What needs to be done:
In the entries that follow, find the word "security" and report each line it is on.

begin Material for this task

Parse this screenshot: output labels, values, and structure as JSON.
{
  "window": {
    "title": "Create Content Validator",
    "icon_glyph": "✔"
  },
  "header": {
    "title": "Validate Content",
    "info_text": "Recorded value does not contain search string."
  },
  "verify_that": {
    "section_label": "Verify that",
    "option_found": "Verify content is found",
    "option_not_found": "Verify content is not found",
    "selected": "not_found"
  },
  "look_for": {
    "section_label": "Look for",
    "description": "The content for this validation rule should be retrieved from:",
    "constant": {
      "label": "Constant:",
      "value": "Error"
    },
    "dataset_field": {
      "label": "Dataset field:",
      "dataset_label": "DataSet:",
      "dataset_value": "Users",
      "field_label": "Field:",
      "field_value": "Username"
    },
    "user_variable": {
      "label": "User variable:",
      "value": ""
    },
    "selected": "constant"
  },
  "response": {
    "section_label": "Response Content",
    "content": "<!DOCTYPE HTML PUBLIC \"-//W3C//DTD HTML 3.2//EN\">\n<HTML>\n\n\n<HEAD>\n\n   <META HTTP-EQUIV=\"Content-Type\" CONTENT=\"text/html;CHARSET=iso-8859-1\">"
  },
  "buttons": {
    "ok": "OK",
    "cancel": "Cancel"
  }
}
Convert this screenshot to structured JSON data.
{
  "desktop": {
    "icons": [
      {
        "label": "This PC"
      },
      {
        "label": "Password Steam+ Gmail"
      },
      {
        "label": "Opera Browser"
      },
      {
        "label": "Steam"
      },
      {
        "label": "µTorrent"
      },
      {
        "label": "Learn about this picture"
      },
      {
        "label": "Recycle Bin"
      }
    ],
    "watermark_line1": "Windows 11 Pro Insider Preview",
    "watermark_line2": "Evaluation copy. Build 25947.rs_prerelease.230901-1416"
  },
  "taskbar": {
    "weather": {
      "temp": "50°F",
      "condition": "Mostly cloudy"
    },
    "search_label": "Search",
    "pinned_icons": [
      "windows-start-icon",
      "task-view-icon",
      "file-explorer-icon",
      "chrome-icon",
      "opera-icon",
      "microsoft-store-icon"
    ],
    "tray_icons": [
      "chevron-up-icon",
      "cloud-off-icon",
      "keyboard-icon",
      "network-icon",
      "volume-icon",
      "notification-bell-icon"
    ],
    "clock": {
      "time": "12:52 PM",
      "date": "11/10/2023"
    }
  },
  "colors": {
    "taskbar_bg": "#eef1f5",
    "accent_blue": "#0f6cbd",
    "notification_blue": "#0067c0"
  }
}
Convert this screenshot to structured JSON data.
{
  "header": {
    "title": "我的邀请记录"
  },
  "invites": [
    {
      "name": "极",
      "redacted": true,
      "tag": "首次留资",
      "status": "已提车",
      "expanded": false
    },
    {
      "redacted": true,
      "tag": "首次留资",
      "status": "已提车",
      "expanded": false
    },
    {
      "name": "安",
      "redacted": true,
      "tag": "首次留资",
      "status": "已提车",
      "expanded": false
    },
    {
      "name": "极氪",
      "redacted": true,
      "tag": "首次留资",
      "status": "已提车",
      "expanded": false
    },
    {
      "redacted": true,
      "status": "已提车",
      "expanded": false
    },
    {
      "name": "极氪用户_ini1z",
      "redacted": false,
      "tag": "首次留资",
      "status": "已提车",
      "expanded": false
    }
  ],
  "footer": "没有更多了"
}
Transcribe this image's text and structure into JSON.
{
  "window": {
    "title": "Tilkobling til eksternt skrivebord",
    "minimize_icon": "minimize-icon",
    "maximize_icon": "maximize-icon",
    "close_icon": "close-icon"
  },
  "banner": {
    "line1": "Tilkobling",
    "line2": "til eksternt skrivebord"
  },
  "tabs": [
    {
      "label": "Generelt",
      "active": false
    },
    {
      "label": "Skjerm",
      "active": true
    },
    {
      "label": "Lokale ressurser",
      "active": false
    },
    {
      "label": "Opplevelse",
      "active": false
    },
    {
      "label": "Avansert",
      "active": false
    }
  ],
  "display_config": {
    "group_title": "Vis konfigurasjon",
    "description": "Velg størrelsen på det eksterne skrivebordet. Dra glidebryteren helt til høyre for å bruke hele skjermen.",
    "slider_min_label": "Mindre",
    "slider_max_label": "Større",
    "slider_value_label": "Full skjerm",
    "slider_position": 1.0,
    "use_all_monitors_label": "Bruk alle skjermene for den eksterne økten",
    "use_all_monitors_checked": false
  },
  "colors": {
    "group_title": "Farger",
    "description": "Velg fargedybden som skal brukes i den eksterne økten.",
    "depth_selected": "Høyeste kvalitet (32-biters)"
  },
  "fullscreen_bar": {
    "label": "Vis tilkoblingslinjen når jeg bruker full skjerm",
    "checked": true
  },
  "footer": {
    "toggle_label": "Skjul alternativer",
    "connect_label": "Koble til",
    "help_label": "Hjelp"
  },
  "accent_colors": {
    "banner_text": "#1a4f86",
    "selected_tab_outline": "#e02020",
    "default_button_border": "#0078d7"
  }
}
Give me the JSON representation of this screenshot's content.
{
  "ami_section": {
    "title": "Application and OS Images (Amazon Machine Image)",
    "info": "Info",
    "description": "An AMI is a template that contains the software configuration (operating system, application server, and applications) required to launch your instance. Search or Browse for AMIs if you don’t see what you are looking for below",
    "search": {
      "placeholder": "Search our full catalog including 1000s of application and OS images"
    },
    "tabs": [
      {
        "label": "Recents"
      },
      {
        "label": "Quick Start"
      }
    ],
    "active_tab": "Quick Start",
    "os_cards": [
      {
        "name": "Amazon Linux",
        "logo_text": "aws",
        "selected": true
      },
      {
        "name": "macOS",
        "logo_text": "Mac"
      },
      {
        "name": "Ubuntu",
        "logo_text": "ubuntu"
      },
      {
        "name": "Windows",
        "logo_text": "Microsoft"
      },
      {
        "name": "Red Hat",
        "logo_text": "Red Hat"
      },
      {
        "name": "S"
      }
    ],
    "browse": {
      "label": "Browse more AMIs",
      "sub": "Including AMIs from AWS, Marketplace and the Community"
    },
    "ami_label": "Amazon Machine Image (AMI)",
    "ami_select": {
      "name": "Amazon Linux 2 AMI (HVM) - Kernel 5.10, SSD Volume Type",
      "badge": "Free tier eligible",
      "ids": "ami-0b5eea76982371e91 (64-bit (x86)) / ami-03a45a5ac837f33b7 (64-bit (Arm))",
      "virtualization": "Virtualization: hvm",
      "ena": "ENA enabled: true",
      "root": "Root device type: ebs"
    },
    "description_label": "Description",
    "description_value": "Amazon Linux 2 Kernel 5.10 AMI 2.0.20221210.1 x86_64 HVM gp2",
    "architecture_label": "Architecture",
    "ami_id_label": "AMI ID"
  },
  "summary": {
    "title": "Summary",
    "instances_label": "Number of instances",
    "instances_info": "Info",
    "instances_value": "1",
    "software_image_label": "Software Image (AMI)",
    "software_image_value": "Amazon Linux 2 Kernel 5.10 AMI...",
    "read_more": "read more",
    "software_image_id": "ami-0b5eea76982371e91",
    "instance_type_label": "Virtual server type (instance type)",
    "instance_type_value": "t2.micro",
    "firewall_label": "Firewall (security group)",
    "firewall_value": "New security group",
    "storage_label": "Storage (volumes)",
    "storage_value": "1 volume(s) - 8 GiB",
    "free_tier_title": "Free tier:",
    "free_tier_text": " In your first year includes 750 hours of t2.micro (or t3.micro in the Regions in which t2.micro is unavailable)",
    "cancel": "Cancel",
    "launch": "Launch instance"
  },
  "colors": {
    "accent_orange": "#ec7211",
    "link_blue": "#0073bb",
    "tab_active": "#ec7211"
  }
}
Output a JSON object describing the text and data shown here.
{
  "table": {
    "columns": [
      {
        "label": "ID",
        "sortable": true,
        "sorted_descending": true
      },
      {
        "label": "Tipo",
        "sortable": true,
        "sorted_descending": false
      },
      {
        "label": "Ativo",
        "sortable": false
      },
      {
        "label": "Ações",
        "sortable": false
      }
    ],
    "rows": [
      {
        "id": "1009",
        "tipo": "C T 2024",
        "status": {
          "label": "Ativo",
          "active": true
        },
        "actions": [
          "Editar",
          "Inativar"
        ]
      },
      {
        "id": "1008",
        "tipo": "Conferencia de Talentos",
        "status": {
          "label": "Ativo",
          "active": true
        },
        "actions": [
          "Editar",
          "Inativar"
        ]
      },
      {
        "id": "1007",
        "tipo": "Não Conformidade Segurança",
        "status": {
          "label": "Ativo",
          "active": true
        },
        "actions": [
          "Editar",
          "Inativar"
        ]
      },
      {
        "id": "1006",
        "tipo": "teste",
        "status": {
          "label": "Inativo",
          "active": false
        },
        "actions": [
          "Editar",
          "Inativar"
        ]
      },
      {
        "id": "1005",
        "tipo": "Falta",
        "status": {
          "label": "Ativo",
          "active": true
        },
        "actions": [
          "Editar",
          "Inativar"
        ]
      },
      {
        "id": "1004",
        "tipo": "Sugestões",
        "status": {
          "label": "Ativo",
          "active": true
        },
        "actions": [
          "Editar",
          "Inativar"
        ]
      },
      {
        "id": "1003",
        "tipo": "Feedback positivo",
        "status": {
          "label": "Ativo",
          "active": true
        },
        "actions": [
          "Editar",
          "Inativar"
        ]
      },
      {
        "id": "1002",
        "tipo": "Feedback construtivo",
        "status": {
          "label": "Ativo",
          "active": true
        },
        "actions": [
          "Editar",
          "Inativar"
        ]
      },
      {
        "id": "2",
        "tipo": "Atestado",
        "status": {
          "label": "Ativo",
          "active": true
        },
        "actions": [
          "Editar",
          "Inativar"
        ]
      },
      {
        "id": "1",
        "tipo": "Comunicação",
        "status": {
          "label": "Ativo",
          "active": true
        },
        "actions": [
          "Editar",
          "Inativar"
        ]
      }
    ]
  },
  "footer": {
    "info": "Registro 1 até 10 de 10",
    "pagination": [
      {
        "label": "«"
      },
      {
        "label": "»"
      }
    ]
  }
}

end Material for this task

Finished answer:
    "firewall_label": "Firewall (security group)",
    "firewall_value": "New security group",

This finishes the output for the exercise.